**Task goal**
Set down the data below without change, skipping the pictures it holds.

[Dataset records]
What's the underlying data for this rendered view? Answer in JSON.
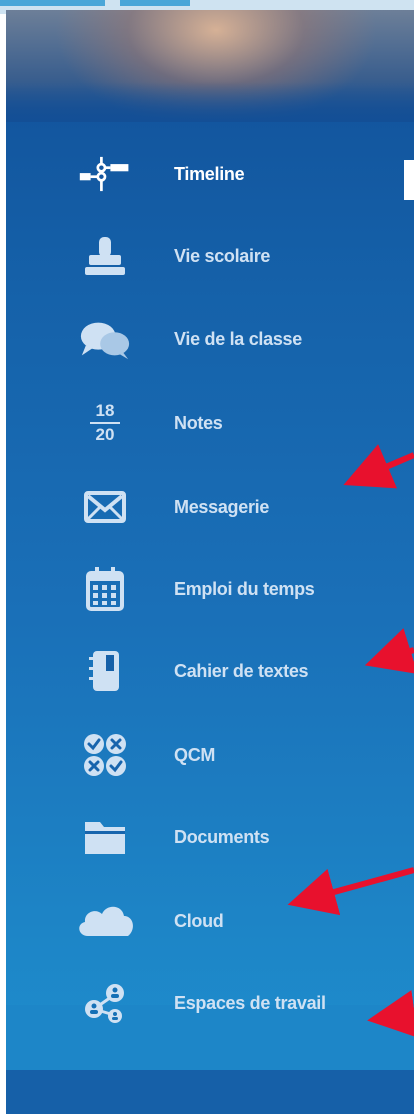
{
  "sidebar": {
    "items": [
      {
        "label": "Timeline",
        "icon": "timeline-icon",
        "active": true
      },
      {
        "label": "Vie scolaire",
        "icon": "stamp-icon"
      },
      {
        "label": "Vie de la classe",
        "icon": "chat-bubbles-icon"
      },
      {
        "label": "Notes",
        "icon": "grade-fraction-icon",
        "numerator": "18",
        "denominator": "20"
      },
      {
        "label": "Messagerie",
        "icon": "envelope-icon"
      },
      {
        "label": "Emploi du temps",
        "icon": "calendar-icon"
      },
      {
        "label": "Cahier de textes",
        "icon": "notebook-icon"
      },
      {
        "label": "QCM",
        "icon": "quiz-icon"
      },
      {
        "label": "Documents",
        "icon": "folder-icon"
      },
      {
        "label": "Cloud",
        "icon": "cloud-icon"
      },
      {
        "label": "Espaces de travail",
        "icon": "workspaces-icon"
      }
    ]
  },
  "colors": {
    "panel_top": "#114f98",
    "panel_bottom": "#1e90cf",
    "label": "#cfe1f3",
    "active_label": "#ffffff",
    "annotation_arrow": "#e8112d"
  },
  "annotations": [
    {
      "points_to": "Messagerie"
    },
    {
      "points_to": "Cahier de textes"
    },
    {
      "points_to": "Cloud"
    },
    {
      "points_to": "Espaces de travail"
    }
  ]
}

**Reply to the task**
What's the underlying data for this rendered view? Answer in JSON.
{
  "sidebar": {
    "items": [
      {
        "label": "Timeline",
        "icon": "timeline-icon",
        "active": true
      },
      {
        "label": "Vie scolaire",
        "icon": "stamp-icon"
      },
      {
        "label": "Vie de la classe",
        "icon": "chat-bubbles-icon"
      },
      {
        "label": "Notes",
        "icon": "grade-fraction-icon",
        "numerator": "18",
        "denominator": "20"
      },
      {
        "label": "Messagerie",
        "icon": "envelope-icon"
      },
      {
        "label": "Emploi du temps",
        "icon": "calendar-icon"
      },
      {
        "label": "Cahier de textes",
        "icon": "notebook-icon"
      },
      {
        "label": "QCM",
        "icon": "quiz-icon"
      },
      {
        "label": "Documents",
        "icon": "folder-icon"
      },
      {
        "label": "Cloud",
        "icon": "cloud-icon"
      },
      {
        "label": "Espaces de travail",
        "icon": "workspaces-icon"
      }
    ]
  },
  "colors": {
    "panel_top": "#114f98",
    "panel_bottom": "#1e90cf",
    "label": "#cfe1f3",
    "active_label": "#ffffff",
    "annotation_arrow": "#e8112d"
  },
  "annotations": [
    {
      "points_to": "Messagerie"
    },
    {
      "points_to": "Cahier de textes"
    },
    {
      "points_to": "Cloud"
    },
    {
      "points_to": "Espaces de travail"
    }
  ]
}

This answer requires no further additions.